BEGIN

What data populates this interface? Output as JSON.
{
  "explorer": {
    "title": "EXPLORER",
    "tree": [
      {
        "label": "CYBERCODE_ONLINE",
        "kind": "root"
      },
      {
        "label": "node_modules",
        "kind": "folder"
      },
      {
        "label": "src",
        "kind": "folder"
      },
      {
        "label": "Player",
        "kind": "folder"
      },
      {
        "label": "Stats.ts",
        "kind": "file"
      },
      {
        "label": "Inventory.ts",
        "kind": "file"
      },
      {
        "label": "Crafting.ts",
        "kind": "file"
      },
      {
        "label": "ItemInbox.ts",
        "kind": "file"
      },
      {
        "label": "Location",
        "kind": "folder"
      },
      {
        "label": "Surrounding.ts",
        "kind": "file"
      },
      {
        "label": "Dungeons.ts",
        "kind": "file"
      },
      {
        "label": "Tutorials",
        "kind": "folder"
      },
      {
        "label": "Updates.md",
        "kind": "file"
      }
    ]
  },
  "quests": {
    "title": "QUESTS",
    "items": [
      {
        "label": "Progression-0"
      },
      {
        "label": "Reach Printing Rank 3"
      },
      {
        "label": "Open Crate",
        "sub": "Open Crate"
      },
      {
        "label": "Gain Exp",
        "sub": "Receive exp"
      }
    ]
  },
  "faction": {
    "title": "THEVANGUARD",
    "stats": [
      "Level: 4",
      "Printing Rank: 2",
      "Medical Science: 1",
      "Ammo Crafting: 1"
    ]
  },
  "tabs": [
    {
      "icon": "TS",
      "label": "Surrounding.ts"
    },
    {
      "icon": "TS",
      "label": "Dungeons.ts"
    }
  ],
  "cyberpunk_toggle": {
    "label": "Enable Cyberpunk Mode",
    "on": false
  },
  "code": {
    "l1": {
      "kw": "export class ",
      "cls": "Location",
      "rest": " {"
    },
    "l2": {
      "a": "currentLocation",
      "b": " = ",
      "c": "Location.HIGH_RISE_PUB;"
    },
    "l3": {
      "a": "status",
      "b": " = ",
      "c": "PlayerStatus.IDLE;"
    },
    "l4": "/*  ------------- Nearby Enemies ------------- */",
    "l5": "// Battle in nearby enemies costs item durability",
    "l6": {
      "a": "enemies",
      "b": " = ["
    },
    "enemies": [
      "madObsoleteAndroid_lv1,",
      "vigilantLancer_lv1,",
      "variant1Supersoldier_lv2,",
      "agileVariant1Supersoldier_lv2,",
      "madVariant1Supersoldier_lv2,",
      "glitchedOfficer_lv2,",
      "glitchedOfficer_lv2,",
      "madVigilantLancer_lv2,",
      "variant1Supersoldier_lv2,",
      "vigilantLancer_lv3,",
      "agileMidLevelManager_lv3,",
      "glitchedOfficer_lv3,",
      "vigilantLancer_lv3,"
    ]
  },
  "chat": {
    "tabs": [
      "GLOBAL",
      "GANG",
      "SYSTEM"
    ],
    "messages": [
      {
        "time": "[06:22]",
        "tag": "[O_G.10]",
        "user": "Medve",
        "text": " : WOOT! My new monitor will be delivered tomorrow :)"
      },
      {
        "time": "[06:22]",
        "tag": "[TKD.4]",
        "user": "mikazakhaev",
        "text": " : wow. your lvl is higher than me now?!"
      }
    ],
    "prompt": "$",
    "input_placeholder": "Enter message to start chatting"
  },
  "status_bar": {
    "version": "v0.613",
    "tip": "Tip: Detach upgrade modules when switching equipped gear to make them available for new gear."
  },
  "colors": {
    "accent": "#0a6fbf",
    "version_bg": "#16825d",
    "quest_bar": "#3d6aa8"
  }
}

END

◆ What you will do: Extract every record. Keep wording exact.

◆ Result of this task:
What data populates this interface? Output as JSON.
{
  "explorer": {
    "title": "EXPLORER",
    "tree": [
      {
        "label": "CYBERCODE_ONLINE",
        "kind": "root"
      },
      {
        "label": "node_modules",
        "kind": "folder"
      },
      {
        "label": "src",
        "kind": "folder"
      },
      {
        "label": "Player",
        "kind": "folder"
      },
      {
        "label": "Stats.ts",
        "kind": "file"
      },
      {
        "label": "Inventory.ts",
        "kind": "file"
      },
      {
        "label": "Crafting.ts",
        "kind": "file"
      },
      {
        "label": "ItemInbox.ts",
        "kind": "file"
      },
      {
        "label": "Location",
        "kind": "folder"
      },
      {
        "label": "Surrounding.ts",
        "kind": "file"
      },
      {
        "label": "Dungeons.ts",
        "kind": "file"
      },
      {
        "label": "Tutorials",
        "kind": "folder"
      },
      {
        "label": "Updates.md",
        "kind": "file"
      }
    ]
  },
  "quests": {
    "title": "QUESTS",
    "items": [
      {
        "label": "Progression-0"
      },
      {
        "label": "Reach Printing Rank 3"
      },
      {
        "label": "Open Crate",
        "sub": "Open Crate"
      },
      {
        "label": "Gain Exp",
        "sub": "Receive exp"
      }
    ]
  },
  "faction": {
    "title": "THEVANGUARD",
    "stats": [
      "Level: 4",
      "Printing Rank: 2",
      "Medical Science: 1",
      "Ammo Crafting: 1"
    ]
  },
  "tabs": [
    {
      "icon": "TS",
      "label": "Surrounding.ts"
    },
    {
      "icon": "TS",
      "label": "Dungeons.ts"
    }
  ],
  "cyberpunk_toggle": {
    "label": "Enable Cyberpunk Mode",
    "on": false
  },
  "code": {
    "l1": {
      "kw": "export class ",
      "cls": "Location",
      "rest": " {"
    },
    "l2": {
      "a": "currentLocation",
      "b": " = ",
      "c": "Location.HIGH_RISE_PUB;"
    },
    "l3": {
      "a": "status",
      "b": " = ",
      "c": "PlayerStatus.IDLE;"
    },
    "l4": "/*  ------------- Nearby Enemies ------------- */",
    "l5": "// Battle in nearby enemies costs item durability",
    "l6": {
      "a": "enemies",
      "b": " = ["
    },
    "enemies": [
      "madObsoleteAndroid_lv1,",
      "vigilantLancer_lv1,",
      "variant1Supersoldier_lv2,",
      "agileVariant1Supersoldier_lv2,",
      "madVariant1Supersoldier_lv2,",
      "glitchedOfficer_lv2,",
      "glitchedOfficer_lv2,",
      "madVigilantLancer_lv2,",
      "variant1Supersoldier_lv2,",
      "vigilantLancer_lv3,",
      "agileMidLevelManager_lv3,",
      "glitchedOfficer_lv3,",
      "vigilantLancer_lv3,"
    ]
  },
  "chat": {
    "tabs": [
      "GLOBAL",
      "GANG",
      "SYSTEM"
    ],
    "messages": [
      {
        "time": "[06:22]",
        "tag": "[O_G.10]",
        "user": "Medve",
        "text": " : WOOT! My new monitor will be delivered tomorrow :)"
      },
      {
        "time": "[06:22]",
        "tag": "[TKD.4]",
        "user": "mikazakhaev",
        "text": " : wow. your lvl is higher than me now?!"
      }
    ],
    "prompt": "$",
    "input_placeholder": "Enter message to start chatting"
  },
  "status_bar": {
    "version": "v0.613",
    "tip": "Tip: Detach upgrade modules when switching equipped gear to make them available for new gear."
  },
  "colors": {
    "accent": "#0a6fbf",
    "version_bg": "#16825d",
    "quest_bar": "#3d6aa8"
  }
}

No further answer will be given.